▶ **PROMPT**
Quote all entries in full, exactly.

>> start PROVIDED INFORMATION

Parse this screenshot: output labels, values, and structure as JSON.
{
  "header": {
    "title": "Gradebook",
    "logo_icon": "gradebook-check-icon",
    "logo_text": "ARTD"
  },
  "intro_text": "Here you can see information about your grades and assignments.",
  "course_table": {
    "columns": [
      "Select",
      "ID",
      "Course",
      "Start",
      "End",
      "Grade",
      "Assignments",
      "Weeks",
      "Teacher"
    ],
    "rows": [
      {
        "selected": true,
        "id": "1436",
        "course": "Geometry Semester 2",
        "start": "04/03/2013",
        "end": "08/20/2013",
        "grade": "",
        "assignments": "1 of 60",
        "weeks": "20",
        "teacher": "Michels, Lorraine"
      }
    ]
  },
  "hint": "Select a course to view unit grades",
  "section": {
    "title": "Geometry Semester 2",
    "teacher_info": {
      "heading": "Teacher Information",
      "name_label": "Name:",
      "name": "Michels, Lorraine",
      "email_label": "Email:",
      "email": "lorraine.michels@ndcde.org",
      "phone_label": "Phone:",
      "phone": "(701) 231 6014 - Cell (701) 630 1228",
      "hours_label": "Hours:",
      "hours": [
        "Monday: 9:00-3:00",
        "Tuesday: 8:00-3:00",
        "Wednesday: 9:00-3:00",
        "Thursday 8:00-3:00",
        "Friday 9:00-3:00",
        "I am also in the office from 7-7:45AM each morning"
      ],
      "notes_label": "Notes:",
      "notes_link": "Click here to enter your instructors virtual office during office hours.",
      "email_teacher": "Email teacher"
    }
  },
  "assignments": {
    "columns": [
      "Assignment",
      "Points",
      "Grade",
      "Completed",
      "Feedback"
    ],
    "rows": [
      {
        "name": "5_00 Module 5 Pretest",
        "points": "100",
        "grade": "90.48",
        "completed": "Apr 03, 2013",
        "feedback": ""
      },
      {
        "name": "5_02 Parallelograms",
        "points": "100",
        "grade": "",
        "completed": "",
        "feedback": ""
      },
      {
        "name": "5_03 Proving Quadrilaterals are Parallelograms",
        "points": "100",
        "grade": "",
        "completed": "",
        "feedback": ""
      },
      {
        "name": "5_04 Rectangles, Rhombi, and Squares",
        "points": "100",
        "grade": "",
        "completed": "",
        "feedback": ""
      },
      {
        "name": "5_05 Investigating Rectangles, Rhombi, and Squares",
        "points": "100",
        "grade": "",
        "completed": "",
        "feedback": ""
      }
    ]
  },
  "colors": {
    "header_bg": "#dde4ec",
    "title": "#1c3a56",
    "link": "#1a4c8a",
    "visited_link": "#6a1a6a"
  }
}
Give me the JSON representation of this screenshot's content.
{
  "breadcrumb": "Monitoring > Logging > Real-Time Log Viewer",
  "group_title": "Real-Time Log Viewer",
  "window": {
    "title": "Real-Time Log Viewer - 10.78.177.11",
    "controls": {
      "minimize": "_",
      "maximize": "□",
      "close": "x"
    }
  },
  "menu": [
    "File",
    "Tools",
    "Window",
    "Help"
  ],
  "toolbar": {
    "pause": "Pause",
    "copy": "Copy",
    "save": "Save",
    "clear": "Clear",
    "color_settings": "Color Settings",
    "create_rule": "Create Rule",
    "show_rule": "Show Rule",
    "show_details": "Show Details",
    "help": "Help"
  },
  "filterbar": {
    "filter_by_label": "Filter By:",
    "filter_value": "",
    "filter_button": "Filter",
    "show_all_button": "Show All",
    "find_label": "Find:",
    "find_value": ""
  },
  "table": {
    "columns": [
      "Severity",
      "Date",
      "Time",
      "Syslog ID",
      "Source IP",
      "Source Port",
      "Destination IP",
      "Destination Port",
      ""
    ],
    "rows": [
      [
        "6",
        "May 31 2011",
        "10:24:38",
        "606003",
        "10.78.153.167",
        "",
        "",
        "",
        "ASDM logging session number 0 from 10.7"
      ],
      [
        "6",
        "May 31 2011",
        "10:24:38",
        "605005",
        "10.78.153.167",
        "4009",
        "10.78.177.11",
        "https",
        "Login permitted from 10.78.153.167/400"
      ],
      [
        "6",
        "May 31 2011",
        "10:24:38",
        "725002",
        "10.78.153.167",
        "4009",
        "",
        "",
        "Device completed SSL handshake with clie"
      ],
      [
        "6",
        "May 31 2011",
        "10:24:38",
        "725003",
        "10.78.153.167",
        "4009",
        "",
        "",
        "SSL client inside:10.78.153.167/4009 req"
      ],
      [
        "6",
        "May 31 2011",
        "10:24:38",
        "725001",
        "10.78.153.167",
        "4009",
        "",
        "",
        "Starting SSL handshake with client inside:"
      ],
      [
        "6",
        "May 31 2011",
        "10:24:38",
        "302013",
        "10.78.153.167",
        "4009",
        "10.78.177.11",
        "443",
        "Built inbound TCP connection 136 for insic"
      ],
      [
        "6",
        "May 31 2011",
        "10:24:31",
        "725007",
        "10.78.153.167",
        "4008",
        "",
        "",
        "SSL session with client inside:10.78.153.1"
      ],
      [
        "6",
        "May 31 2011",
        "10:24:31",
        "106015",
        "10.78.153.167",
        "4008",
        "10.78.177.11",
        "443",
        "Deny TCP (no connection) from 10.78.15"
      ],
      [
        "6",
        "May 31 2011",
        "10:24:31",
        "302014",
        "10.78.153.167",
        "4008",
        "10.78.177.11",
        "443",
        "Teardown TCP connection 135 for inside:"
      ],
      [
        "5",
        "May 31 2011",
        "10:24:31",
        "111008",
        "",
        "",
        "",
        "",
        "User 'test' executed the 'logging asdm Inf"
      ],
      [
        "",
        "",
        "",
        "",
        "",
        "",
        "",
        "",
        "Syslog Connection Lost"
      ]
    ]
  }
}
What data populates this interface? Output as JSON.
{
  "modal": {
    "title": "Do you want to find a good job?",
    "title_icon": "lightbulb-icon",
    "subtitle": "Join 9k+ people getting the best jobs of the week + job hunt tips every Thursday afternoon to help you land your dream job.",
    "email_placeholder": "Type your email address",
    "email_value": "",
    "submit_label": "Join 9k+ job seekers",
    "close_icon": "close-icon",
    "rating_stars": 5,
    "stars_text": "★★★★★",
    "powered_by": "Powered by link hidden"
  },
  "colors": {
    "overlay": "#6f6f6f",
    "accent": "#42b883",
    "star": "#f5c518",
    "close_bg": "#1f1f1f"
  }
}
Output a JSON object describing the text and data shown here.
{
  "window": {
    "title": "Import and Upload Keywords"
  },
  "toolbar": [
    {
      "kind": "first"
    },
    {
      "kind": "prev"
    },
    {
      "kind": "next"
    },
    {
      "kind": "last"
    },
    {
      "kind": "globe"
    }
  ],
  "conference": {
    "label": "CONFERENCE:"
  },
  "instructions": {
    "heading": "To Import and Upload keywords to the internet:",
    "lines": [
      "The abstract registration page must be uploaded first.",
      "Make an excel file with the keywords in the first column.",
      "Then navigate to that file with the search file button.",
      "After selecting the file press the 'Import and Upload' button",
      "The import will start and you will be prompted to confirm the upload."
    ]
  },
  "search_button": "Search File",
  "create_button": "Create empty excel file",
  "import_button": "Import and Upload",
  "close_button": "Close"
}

>> end PROVIDED INFORMATION

▶ **ANSWER**
Parse this screenshot: output labels, values, and structure as JSON.
{
  "header": {
    "title": "Gradebook",
    "logo_icon": "gradebook-check-icon",
    "logo_text": "ARTD"
  },
  "intro_text": "Here you can see information about your grades and assignments.",
  "course_table": {
    "columns": [
      "Select",
      "ID",
      "Course",
      "Start",
      "End",
      "Grade",
      "Assignments",
      "Weeks",
      "Teacher"
    ],
    "rows": [
      {
        "selected": true,
        "id": "1436",
        "course": "Geometry Semester 2",
        "start": "04/03/2013",
        "end": "08/20/2013",
        "grade": "",
        "assignments": "1 of 60",
        "weeks": "20",
        "teacher": "Michels, Lorraine"
      }
    ]
  },
  "hint": "Select a course to view unit grades",
  "section": {
    "title": "Geometry Semester 2",
    "teacher_info": {
      "heading": "Teacher Information",
      "name_label": "Name:",
      "name": "Michels, Lorraine",
      "email_label": "Email:",
      "email": "lorraine.michels@ndcde.org",
      "phone_label": "Phone:",
      "phone": "(701) 231 6014 - Cell (701) 630 1228",
      "hours_label": "Hours:",
      "hours": [
        "Monday: 9:00-3:00",
        "Tuesday: 8:00-3:00",
        "Wednesday: 9:00-3:00",
        "Thursday 8:00-3:00",
        "Friday 9:00-3:00",
        "I am also in the office from 7-7:45AM each morning"
      ],
      "notes_label": "Notes:",
      "notes_link": "Click here to enter your instructors virtual office during office hours.",
      "email_teacher": "Email teacher"
    }
  },
  "assignments": {
    "columns": [
      "Assignment",
      "Points",
      "Grade",
      "Completed",
      "Feedback"
    ],
    "rows": [
      {
        "name": "5_00 Module 5 Pretest",
        "points": "100",
        "grade": "90.48",
        "completed": "Apr 03, 2013",
        "feedback": ""
      },
      {
        "name": "5_02 Parallelograms",
        "points": "100",
        "grade": "",
        "completed": "",
        "feedback": ""
      },
      {
        "name": "5_03 Proving Quadrilaterals are Parallelograms",
        "points": "100",
        "grade": "",
        "completed": "",
        "feedback": ""
      },
      {
        "name": "5_04 Rectangles, Rhombi, and Squares",
        "points": "100",
        "grade": "",
        "completed": "",
        "feedback": ""
      },
      {
        "name": "5_05 Investigating Rectangles, Rhombi, and Squares",
        "points": "100",
        "grade": "",
        "completed": "",
        "feedback": ""
      }
    ]
  },
  "colors": {
    "header_bg": "#dde4ec",
    "title": "#1c3a56",
    "link": "#1a4c8a",
    "visited_link": "#6a1a6a"
  }
}
Give me the JSON representation of this screenshot's content.
{
  "breadcrumb": "Monitoring > Logging > Real-Time Log Viewer",
  "group_title": "Real-Time Log Viewer",
  "window": {
    "title": "Real-Time Log Viewer - 10.78.177.11",
    "controls": {
      "minimize": "_",
      "maximize": "□",
      "close": "x"
    }
  },
  "menu": [
    "File",
    "Tools",
    "Window",
    "Help"
  ],
  "toolbar": {
    "pause": "Pause",
    "copy": "Copy",
    "save": "Save",
    "clear": "Clear",
    "color_settings": "Color Settings",
    "create_rule": "Create Rule",
    "show_rule": "Show Rule",
    "show_details": "Show Details",
    "help": "Help"
  },
  "filterbar": {
    "filter_by_label": "Filter By:",
    "filter_value": "",
    "filter_button": "Filter",
    "show_all_button": "Show All",
    "find_label": "Find:",
    "find_value": ""
  },
  "table": {
    "columns": [
      "Severity",
      "Date",
      "Time",
      "Syslog ID",
      "Source IP",
      "Source Port",
      "Destination IP",
      "Destination Port",
      ""
    ],
    "rows": [
      [
        "6",
        "May 31 2011",
        "10:24:38",
        "606003",
        "10.78.153.167",
        "",
        "",
        "",
        "ASDM logging session number 0 from 10.7"
      ],
      [
        "6",
        "May 31 2011",
        "10:24:38",
        "605005",
        "10.78.153.167",
        "4009",
        "10.78.177.11",
        "https",
        "Login permitted from 10.78.153.167/400"
      ],
      [
        "6",
        "May 31 2011",
        "10:24:38",
        "725002",
        "10.78.153.167",
        "4009",
        "",
        "",
        "Device completed SSL handshake with clie"
      ],
      [
        "6",
        "May 31 2011",
        "10:24:38",
        "725003",
        "10.78.153.167",
        "4009",
        "",
        "",
        "SSL client inside:10.78.153.167/4009 req"
      ],
      [
        "6",
        "May 31 2011",
        "10:24:38",
        "725001",
        "10.78.153.167",
        "4009",
        "",
        "",
        "Starting SSL handshake with client inside:"
      ],
      [
        "6",
        "May 31 2011",
        "10:24:38",
        "302013",
        "10.78.153.167",
        "4009",
        "10.78.177.11",
        "443",
        "Built inbound TCP connection 136 for insic"
      ],
      [
        "6",
        "May 31 2011",
        "10:24:31",
        "725007",
        "10.78.153.167",
        "4008",
        "",
        "",
        "SSL session with client inside:10.78.153.1"
      ],
      [
        "6",
        "May 31 2011",
        "10:24:31",
        "106015",
        "10.78.153.167",
        "4008",
        "10.78.177.11",
        "443",
        "Deny TCP (no connection) from 10.78.15"
      ],
      [
        "6",
        "May 31 2011",
        "10:24:31",
        "302014",
        "10.78.153.167",
        "4008",
        "10.78.177.11",
        "443",
        "Teardown TCP connection 135 for inside:"
      ],
      [
        "5",
        "May 31 2011",
        "10:24:31",
        "111008",
        "",
        "",
        "",
        "",
        "User 'test' executed the 'logging asdm Inf"
      ],
      [
        "",
        "",
        "",
        "",
        "",
        "",
        "",
        "",
        "Syslog Connection Lost"
      ]
    ]
  }
}
What data populates this interface? Output as JSON.
{
  "modal": {
    "title": "Do you want to find a good job?",
    "title_icon": "lightbulb-icon",
    "subtitle": "Join 9k+ people getting the best jobs of the week + job hunt tips every Thursday afternoon to help you land your dream job.",
    "email_placeholder": "Type your email address",
    "email_value": "",
    "submit_label": "Join 9k+ job seekers",
    "close_icon": "close-icon",
    "rating_stars": 5,
    "stars_text": "★★★★★",
    "powered_by": "Powered by link hidden"
  },
  "colors": {
    "overlay": "#6f6f6f",
    "accent": "#42b883",
    "star": "#f5c518",
    "close_bg": "#1f1f1f"
  }
}
Output a JSON object describing the text and data shown here.
{
  "window": {
    "title": "Import and Upload Keywords"
  },
  "toolbar": [
    {
      "kind": "first"
    },
    {
      "kind": "prev"
    },
    {
      "kind": "next"
    },
    {
      "kind": "last"
    },
    {
      "kind": "globe"
    }
  ],
  "conference": {
    "label": "CONFERENCE:"
  },
  "instructions": {
    "heading": "To Import and Upload keywords to the internet:",
    "lines": [
      "The abstract registration page must be uploaded first.",
      "Make an excel file with the keywords in the first column.",
      "Then navigate to that file with the search file button.",
      "After selecting the file press the 'Import and Upload' button",
      "The import will start and you will be prompted to confirm the upload."
    ]
  },
  "search_button": "Search File",
  "create_button": "Create empty excel file",
  "import_button": "Import and Upload",
  "close_button": "Close"
}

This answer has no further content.